#### [Exercise details]
A faithful transcription of all the data is required.

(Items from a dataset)
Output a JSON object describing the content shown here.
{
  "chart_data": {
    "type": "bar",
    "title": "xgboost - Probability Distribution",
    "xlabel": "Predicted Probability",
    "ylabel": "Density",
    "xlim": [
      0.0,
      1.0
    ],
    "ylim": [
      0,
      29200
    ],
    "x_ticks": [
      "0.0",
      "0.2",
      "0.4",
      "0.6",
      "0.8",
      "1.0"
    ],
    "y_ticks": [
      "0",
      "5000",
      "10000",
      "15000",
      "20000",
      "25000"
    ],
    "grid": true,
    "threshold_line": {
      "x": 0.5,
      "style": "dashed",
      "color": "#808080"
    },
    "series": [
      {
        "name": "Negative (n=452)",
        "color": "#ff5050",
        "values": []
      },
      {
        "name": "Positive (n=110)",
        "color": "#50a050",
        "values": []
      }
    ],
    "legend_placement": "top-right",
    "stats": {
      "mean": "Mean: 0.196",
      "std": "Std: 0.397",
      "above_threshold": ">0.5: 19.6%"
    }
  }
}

#### [Task output]
Output a JSON object describing the content shown here.
{
  "chart_data": {
    "type": "bar",
    "title": "xgboost - Probability Distribution",
    "xlabel": "Predicted Probability",
    "ylabel": "Density",
    "xlim": [
      0.0,
      1.0
    ],
    "ylim": [
      0,
      29200
    ],
    "x_ticks": [
      "0.0",
      "0.2",
      "0.4",
      "0.6",
      "0.8",
      "1.0"
    ],
    "y_ticks": [
      "0",
      "5000",
      "10000",
      "15000",
      "20000",
      "25000"
    ],
    "grid": true,
    "threshold_line": {
      "x": 0.5,
      "style": "dashed",
      "color": "#808080"
    },
    "series": [
      {
        "name": "Negative (n=452)",
        "color": "#ff5050",
        "values": []
      },
      {
        "name": "Positive (n=110)",
        "color": "#50a050",
        "values": []
      }
    ],
    "legend_placement": "top-right",
    "stats": {
      "mean": "Mean: 0.196",
      "std": "Std: 0.397",
      "above_threshold": ">0.5: 19.6%"
    }
  }
}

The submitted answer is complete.